◆ **Exercise details**: Determine the number of lines in the data that include the word "category", and write only that number.

◆ **Records provided**:
* Start *

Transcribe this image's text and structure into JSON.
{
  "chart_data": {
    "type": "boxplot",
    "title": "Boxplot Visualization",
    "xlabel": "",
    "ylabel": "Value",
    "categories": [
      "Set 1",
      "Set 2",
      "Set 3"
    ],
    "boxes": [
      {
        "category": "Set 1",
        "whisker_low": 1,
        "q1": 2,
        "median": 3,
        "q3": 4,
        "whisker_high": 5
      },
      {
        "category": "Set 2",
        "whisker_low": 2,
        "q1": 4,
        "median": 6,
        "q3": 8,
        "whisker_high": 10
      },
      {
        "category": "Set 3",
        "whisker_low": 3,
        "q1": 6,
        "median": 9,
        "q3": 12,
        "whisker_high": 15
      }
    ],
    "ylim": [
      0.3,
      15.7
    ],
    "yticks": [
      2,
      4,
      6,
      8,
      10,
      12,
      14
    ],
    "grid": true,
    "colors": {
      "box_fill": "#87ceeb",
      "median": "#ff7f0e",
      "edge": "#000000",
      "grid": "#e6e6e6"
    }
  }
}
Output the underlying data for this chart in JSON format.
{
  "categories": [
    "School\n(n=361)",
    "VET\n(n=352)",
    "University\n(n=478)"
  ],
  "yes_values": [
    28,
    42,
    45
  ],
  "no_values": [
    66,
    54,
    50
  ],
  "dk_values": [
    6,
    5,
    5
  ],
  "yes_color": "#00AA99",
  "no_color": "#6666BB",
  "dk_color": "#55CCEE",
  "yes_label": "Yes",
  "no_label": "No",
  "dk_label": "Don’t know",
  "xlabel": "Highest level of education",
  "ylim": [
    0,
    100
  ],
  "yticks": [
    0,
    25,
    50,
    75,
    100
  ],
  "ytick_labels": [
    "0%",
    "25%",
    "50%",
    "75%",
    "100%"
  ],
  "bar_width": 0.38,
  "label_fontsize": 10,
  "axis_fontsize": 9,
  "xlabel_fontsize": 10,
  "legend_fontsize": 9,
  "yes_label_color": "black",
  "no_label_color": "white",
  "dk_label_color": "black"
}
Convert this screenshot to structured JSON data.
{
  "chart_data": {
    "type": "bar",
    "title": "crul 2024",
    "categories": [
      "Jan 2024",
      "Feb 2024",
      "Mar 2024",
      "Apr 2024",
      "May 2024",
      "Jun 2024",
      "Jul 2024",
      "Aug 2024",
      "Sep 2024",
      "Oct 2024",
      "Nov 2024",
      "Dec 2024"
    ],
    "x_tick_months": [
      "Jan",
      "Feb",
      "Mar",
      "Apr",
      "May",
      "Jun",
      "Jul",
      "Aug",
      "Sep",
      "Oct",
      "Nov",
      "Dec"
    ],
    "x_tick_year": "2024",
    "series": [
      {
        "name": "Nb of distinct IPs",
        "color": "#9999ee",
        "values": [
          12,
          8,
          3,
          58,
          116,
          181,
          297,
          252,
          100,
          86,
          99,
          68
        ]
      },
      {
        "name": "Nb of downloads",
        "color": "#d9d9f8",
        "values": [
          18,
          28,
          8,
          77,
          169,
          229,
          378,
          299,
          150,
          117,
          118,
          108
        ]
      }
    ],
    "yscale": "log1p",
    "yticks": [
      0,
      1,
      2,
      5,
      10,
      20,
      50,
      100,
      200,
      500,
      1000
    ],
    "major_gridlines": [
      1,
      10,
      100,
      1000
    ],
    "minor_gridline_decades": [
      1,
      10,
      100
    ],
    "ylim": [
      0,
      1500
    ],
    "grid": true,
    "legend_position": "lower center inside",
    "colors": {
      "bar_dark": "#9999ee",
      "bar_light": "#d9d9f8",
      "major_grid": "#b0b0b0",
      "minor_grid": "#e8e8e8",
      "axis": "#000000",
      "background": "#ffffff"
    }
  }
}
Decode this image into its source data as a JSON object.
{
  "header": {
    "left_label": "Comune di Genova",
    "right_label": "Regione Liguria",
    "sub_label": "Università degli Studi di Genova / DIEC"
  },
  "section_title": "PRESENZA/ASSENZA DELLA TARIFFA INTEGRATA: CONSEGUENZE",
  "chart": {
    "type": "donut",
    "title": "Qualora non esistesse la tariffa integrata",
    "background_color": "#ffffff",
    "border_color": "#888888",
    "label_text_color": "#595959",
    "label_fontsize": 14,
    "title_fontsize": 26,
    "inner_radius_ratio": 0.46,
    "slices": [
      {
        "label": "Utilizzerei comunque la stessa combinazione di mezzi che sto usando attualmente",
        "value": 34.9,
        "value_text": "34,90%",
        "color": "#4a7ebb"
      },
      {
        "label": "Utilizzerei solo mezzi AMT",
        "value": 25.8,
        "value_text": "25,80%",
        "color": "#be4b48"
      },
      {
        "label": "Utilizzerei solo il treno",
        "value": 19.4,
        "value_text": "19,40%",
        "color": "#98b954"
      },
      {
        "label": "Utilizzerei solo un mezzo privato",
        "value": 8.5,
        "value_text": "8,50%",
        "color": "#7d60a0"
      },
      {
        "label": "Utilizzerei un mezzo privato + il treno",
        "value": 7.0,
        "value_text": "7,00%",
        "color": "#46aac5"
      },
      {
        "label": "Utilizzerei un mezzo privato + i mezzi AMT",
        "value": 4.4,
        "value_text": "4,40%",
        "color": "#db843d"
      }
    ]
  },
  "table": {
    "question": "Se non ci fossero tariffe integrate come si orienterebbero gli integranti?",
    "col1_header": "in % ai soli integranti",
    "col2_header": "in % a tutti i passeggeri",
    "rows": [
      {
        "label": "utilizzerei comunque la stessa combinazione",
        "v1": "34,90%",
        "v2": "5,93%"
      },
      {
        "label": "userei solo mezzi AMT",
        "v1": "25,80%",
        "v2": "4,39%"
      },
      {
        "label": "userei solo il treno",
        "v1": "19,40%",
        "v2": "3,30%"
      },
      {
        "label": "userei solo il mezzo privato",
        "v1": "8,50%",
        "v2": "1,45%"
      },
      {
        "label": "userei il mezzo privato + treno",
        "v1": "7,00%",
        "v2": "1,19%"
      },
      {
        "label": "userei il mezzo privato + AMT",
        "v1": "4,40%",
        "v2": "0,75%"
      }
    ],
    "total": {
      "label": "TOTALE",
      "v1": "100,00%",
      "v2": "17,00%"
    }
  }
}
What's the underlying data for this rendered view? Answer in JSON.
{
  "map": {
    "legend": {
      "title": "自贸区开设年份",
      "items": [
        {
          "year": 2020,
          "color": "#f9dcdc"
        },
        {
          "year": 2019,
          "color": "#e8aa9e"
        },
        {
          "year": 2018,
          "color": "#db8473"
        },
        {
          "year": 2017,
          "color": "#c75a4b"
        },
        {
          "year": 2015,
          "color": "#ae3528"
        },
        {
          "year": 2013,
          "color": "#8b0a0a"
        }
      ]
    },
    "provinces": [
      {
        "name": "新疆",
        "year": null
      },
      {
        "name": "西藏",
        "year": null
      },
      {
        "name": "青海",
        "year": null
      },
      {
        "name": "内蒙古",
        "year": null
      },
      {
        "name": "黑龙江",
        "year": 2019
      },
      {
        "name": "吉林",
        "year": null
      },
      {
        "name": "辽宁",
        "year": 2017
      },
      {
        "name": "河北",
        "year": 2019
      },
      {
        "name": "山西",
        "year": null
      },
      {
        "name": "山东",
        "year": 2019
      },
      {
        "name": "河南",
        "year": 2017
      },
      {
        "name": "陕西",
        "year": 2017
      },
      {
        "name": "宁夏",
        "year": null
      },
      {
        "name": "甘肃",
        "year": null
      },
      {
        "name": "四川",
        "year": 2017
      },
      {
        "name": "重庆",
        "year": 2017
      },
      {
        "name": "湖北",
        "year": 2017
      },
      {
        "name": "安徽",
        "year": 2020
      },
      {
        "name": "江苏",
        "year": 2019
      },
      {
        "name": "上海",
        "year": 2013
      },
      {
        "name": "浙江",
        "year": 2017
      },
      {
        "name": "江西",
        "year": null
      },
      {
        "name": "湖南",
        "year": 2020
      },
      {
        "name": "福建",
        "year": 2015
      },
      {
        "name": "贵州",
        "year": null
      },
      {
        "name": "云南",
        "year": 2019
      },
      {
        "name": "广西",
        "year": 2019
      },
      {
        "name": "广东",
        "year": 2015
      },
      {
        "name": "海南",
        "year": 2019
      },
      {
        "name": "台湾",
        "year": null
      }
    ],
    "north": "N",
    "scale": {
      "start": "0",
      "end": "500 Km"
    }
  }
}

* End *

◆ **Right answer**: 3